Check each line of the material below, and copy it if it holds the string "site".
++++++++++++++++++++
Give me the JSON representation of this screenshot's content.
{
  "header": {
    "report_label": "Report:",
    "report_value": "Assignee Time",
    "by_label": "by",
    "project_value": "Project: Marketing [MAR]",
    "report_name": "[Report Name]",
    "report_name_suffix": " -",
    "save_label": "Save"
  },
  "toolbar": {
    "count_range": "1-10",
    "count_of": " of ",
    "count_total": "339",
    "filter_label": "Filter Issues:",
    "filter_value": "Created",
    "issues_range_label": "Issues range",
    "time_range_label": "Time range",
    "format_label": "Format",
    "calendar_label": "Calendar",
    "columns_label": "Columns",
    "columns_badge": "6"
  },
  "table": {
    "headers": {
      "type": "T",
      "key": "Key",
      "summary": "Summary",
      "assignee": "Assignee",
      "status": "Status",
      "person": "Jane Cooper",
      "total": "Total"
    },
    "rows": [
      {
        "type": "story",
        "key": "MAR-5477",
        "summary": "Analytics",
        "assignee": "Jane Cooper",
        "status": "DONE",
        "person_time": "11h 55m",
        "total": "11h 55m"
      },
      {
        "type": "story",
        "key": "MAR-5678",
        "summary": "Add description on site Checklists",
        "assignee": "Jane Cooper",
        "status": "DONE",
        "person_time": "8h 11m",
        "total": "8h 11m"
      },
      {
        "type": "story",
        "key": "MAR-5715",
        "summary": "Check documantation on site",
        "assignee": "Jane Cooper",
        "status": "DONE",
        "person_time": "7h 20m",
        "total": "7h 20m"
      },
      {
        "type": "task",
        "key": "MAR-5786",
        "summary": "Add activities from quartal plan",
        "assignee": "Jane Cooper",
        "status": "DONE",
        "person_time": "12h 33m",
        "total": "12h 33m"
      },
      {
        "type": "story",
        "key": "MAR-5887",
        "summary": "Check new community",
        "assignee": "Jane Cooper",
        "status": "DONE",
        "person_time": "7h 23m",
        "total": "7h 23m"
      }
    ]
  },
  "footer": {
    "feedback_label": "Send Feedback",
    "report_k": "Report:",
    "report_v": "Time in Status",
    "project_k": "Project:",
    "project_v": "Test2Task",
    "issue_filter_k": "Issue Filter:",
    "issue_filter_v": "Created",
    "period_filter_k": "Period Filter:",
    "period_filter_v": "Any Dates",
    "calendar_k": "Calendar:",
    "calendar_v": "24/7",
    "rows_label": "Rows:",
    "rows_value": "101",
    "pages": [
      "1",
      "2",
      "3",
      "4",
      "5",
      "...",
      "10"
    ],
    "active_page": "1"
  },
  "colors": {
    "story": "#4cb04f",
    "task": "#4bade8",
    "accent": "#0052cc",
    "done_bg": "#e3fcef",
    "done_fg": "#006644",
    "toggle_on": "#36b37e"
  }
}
++++++++++++++++++++
* OUTPUT OF THE TASK *
        "summary": "Add description on site Checklists",
        "summary": "Check documantation on site",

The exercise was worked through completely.